[WHAT IS BEING ASKED]:
Copy out the listing that follows, exact in every word, and skip the images.

-=-=-=-=-

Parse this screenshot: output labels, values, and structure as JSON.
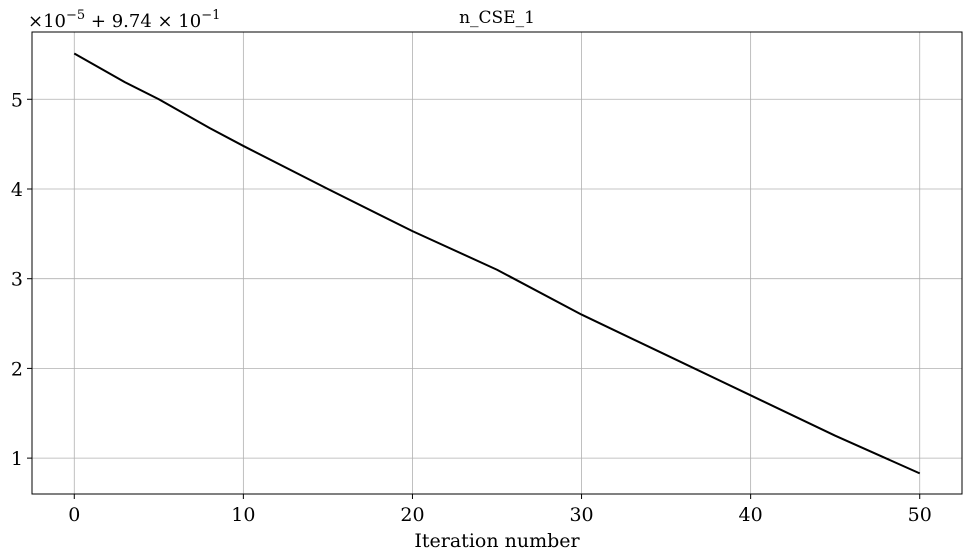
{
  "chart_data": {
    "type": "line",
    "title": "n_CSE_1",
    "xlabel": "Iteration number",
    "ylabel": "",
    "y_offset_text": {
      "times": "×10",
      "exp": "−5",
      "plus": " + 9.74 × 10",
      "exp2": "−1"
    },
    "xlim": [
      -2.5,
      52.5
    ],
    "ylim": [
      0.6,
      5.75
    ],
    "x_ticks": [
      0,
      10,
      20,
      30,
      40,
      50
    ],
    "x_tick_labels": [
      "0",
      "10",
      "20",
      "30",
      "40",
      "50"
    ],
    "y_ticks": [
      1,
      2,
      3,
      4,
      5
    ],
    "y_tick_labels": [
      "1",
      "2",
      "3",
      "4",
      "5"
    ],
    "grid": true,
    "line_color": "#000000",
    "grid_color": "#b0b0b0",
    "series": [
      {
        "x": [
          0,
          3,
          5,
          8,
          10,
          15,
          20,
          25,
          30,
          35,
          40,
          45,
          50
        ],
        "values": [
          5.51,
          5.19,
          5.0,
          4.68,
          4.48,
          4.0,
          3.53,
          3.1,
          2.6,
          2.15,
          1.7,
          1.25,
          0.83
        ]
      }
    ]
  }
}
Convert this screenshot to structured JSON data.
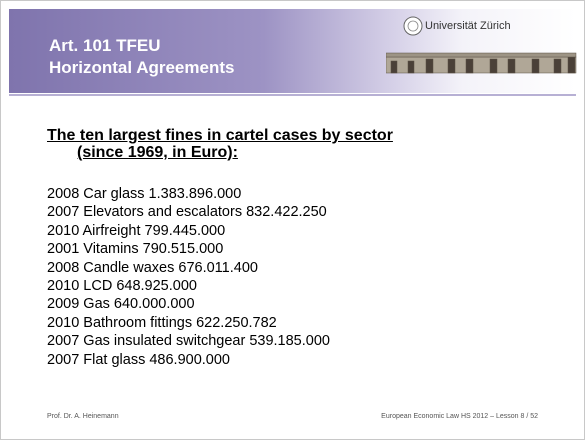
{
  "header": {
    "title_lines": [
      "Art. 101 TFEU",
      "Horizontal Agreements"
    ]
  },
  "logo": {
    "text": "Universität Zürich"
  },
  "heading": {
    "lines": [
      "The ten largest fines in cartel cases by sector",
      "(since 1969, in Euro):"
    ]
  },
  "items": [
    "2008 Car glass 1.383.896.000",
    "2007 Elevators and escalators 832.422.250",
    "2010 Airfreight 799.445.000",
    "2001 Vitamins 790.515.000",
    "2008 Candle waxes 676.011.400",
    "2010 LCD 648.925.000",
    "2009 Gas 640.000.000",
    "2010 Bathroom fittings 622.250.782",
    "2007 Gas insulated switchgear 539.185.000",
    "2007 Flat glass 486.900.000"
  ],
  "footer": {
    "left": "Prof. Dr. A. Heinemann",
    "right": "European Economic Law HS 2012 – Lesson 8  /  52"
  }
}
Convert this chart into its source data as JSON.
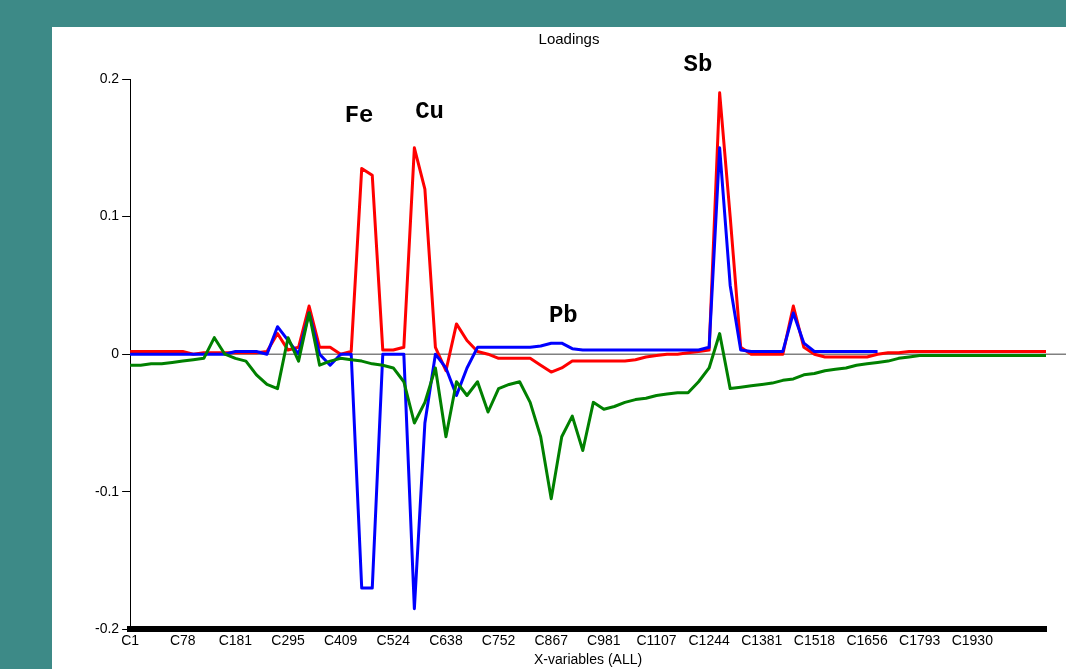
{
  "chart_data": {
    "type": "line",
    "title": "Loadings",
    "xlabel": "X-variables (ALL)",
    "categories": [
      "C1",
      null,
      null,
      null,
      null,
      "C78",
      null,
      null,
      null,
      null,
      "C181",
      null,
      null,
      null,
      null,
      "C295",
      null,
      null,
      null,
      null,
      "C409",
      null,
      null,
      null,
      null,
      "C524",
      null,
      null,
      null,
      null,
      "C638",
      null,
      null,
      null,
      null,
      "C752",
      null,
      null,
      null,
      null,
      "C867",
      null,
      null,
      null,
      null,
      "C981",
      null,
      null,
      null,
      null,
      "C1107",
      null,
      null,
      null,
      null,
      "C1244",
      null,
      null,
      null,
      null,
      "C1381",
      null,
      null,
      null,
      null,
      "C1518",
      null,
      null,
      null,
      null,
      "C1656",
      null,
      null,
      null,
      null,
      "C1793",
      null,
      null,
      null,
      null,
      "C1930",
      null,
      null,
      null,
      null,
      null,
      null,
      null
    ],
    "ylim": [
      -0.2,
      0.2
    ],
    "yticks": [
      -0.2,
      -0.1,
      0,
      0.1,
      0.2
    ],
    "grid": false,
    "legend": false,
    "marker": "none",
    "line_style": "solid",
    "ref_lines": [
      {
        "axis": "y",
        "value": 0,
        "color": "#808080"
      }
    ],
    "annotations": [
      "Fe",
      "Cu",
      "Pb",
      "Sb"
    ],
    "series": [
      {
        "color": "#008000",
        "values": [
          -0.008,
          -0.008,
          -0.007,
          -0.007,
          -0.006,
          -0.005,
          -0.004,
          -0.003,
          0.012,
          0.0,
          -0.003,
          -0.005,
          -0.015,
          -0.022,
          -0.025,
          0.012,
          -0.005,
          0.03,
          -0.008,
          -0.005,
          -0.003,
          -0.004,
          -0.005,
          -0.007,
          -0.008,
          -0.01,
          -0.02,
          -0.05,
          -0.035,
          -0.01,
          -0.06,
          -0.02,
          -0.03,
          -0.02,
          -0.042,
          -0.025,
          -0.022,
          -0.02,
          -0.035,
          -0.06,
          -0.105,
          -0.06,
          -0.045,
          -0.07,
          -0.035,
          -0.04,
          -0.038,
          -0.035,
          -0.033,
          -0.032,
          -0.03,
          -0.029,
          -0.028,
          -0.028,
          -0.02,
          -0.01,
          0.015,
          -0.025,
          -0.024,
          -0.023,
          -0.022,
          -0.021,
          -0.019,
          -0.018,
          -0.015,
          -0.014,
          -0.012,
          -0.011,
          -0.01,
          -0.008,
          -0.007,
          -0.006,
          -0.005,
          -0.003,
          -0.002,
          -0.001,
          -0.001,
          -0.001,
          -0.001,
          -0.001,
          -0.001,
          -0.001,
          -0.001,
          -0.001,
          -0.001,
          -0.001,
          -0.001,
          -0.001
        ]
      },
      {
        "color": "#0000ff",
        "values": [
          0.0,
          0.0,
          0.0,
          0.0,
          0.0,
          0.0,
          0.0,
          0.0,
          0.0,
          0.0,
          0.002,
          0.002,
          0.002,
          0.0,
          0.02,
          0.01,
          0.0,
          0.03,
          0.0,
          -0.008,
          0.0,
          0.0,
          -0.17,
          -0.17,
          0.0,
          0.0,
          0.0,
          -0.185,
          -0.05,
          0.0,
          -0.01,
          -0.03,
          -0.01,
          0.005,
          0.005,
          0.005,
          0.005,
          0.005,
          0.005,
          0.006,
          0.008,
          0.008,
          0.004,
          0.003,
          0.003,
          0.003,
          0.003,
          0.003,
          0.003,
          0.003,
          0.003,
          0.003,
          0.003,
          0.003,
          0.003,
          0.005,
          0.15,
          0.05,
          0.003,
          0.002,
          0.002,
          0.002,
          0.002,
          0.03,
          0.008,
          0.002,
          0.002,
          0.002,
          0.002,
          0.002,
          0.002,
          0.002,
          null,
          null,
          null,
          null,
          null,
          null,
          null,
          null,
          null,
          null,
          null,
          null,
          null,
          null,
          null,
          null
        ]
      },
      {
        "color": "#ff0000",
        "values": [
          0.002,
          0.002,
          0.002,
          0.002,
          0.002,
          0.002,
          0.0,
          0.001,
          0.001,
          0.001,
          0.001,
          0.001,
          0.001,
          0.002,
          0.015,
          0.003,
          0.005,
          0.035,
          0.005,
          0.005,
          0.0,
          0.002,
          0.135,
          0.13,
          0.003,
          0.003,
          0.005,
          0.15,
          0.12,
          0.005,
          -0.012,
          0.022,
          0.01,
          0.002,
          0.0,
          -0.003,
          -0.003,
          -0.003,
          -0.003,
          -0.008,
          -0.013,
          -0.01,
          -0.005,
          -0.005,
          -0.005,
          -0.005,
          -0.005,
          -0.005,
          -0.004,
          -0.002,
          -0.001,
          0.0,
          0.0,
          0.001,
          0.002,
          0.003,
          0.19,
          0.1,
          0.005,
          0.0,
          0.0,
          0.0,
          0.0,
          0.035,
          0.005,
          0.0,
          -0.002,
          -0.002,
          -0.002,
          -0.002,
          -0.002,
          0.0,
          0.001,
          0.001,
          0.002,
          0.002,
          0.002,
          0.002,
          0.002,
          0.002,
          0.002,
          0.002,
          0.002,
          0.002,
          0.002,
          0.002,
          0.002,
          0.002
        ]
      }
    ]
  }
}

-=-=-=-=-

[REPLY TO THE EXERCISE]:
Parse this screenshot: output labels, values, and structure as JSON.
{
  "chart_data": {
    "type": "line",
    "title": "n_CSE_1",
    "xlabel": "Iteration number",
    "ylabel": "",
    "y_offset_text": {
      "times": "×10",
      "exp": "−5",
      "plus": " + 9.74 × 10",
      "exp2": "−1"
    },
    "xlim": [
      -2.5,
      52.5
    ],
    "ylim": [
      0.6,
      5.75
    ],
    "x_ticks": [
      0,
      10,
      20,
      30,
      40,
      50
    ],
    "x_tick_labels": [
      "0",
      "10",
      "20",
      "30",
      "40",
      "50"
    ],
    "y_ticks": [
      1,
      2,
      3,
      4,
      5
    ],
    "y_tick_labels": [
      "1",
      "2",
      "3",
      "4",
      "5"
    ],
    "grid": true,
    "line_color": "#000000",
    "grid_color": "#b0b0b0",
    "series": [
      {
        "x": [
          0,
          3,
          5,
          8,
          10,
          15,
          20,
          25,
          30,
          35,
          40,
          45,
          50
        ],
        "values": [
          5.51,
          5.19,
          5.0,
          4.68,
          4.48,
          4.0,
          3.53,
          3.1,
          2.6,
          2.15,
          1.7,
          1.25,
          0.83
        ]
      }
    ]
  }
}
Convert this screenshot to structured JSON data.
{
  "header": {
    "title_lines": [
      "Art. 101 TFEU",
      "Horizontal Agreements"
    ]
  },
  "logo": {
    "text": "Universität Zürich"
  },
  "heading": {
    "lines": [
      "The ten largest fines in cartel cases by sector",
      "(since 1969, in Euro):"
    ]
  },
  "items": [
    "2008 Car glass 1.383.896.000",
    "2007 Elevators and escalators 832.422.250",
    "2010 Airfreight 799.445.000",
    "2001 Vitamins 790.515.000",
    "2008 Candle waxes 676.011.400",
    "2010 LCD 648.925.000",
    "2009 Gas 640.000.000",
    "2010 Bathroom fittings 622.250.782",
    "2007 Gas insulated switchgear 539.185.000",
    "2007 Flat glass 486.900.000"
  ],
  "footer": {
    "left": "Prof. Dr. A. Heinemann",
    "right": "European Economic Law HS 2012 – Lesson 8  /  52"
  }
}
Convert this chart into its source data as JSON.
{
  "chart_data": {
    "type": "line",
    "title": "Loadings",
    "xlabel": "X-variables (ALL)",
    "categories": [
      "C1",
      null,
      null,
      null,
      null,
      "C78",
      null,
      null,
      null,
      null,
      "C181",
      null,
      null,
      null,
      null,
      "C295",
      null,
      null,
      null,
      null,
      "C409",
      null,
      null,
      null,
      null,
      "C524",
      null,
      null,
      null,
      null,
      "C638",
      null,
      null,
      null,
      null,
      "C752",
      null,
      null,
      null,
      null,
      "C867",
      null,
      null,
      null,
      null,
      "C981",
      null,
      null,
      null,
      null,
      "C1107",
      null,
      null,
      null,
      null,
      "C1244",
      null,
      null,
      null,
      null,
      "C1381",
      null,
      null,
      null,
      null,
      "C1518",
      null,
      null,
      null,
      null,
      "C1656",
      null,
      null,
      null,
      null,
      "C1793",
      null,
      null,
      null,
      null,
      "C1930",
      null,
      null,
      null,
      null,
      null,
      null,
      null
    ],
    "ylim": [
      -0.2,
      0.2
    ],
    "yticks": [
      -0.2,
      -0.1,
      0,
      0.1,
      0.2
    ],
    "grid": false,
    "legend": false,
    "marker": "none",
    "line_style": "solid",
    "ref_lines": [
      {
        "axis": "y",
        "value": 0,
        "color": "#808080"
      }
    ],
    "annotations": [
      "Fe",
      "Cu",
      "Pb",
      "Sb"
    ],
    "series": [
      {
        "color": "#008000",
        "values": [
          -0.008,
          -0.008,
          -0.007,
          -0.007,
          -0.006,
          -0.005,
          -0.004,
          -0.003,
          0.012,
          0.0,
          -0.003,
          -0.005,
          -0.015,
          -0.022,
          -0.025,
          0.012,
          -0.005,
          0.03,
          -0.008,
          -0.005,
          -0.003,
          -0.004,
          -0.005,
          -0.007,
          -0.008,
          -0.01,
          -0.02,
          -0.05,
          -0.035,
          -0.01,
          -0.06,
          -0.02,
          -0.03,
          -0.02,
          -0.042,
          -0.025,
          -0.022,
          -0.02,
          -0.035,
          -0.06,
          -0.105,
          -0.06,
          -0.045,
          -0.07,
          -0.035,
          -0.04,
          -0.038,
          -0.035,
          -0.033,
          -0.032,
          -0.03,
          -0.029,
          -0.028,
          -0.028,
          -0.02,
          -0.01,
          0.015,
          -0.025,
          -0.024,
          -0.023,
          -0.022,
          -0.021,
          -0.019,
          -0.018,
          -0.015,
          -0.014,
          -0.012,
          -0.011,
          -0.01,
          -0.008,
          -0.007,
          -0.006,
          -0.005,
          -0.003,
          -0.002,
          -0.001,
          -0.001,
          -0.001,
          -0.001,
          -0.001,
          -0.001,
          -0.001,
          -0.001,
          -0.001,
          -0.001,
          -0.001,
          -0.001,
          -0.001
        ]
      },
      {
        "color": "#0000ff",
        "values": [
          0.0,
          0.0,
          0.0,
          0.0,
          0.0,
          0.0,
          0.0,
          0.0,
          0.0,
          0.0,
          0.002,
          0.002,
          0.002,
          0.0,
          0.02,
          0.01,
          0.0,
          0.03,
          0.0,
          -0.008,
          0.0,
          0.0,
          -0.17,
          -0.17,
          0.0,
          0.0,
          0.0,
          -0.185,
          -0.05,
          0.0,
          -0.01,
          -0.03,
          -0.01,
          0.005,
          0.005,
          0.005,
          0.005,
          0.005,
          0.005,
          0.006,
          0.008,
          0.008,
          0.004,
          0.003,
          0.003,
          0.003,
          0.003,
          0.003,
          0.003,
          0.003,
          0.003,
          0.003,
          0.003,
          0.003,
          0.003,
          0.005,
          0.15,
          0.05,
          0.003,
          0.002,
          0.002,
          0.002,
          0.002,
          0.03,
          0.008,
          0.002,
          0.002,
          0.002,
          0.002,
          0.002,
          0.002,
          0.002,
          null,
          null,
          null,
          null,
          null,
          null,
          null,
          null,
          null,
          null,
          null,
          null,
          null,
          null,
          null,
          null
        ]
      },
      {
        "color": "#ff0000",
        "values": [
          0.002,
          0.002,
          0.002,
          0.002,
          0.002,
          0.002,
          0.0,
          0.001,
          0.001,
          0.001,
          0.001,
          0.001,
          0.001,
          0.002,
          0.015,
          0.003,
          0.005,
          0.035,
          0.005,
          0.005,
          0.0,
          0.002,
          0.135,
          0.13,
          0.003,
          0.003,
          0.005,
          0.15,
          0.12,
          0.005,
          -0.012,
          0.022,
          0.01,
          0.002,
          0.0,
          -0.003,
          -0.003,
          -0.003,
          -0.003,
          -0.008,
          -0.013,
          -0.01,
          -0.005,
          -0.005,
          -0.005,
          -0.005,
          -0.005,
          -0.005,
          -0.004,
          -0.002,
          -0.001,
          0.0,
          0.0,
          0.001,
          0.002,
          0.003,
          0.19,
          0.1,
          0.005,
          0.0,
          0.0,
          0.0,
          0.0,
          0.035,
          0.005,
          0.0,
          -0.002,
          -0.002,
          -0.002,
          -0.002,
          -0.002,
          0.0,
          0.001,
          0.001,
          0.002,
          0.002,
          0.002,
          0.002,
          0.002,
          0.002,
          0.002,
          0.002,
          0.002,
          0.002,
          0.002,
          0.002,
          0.002,
          0.002
        ]
      }
    ]
  }
}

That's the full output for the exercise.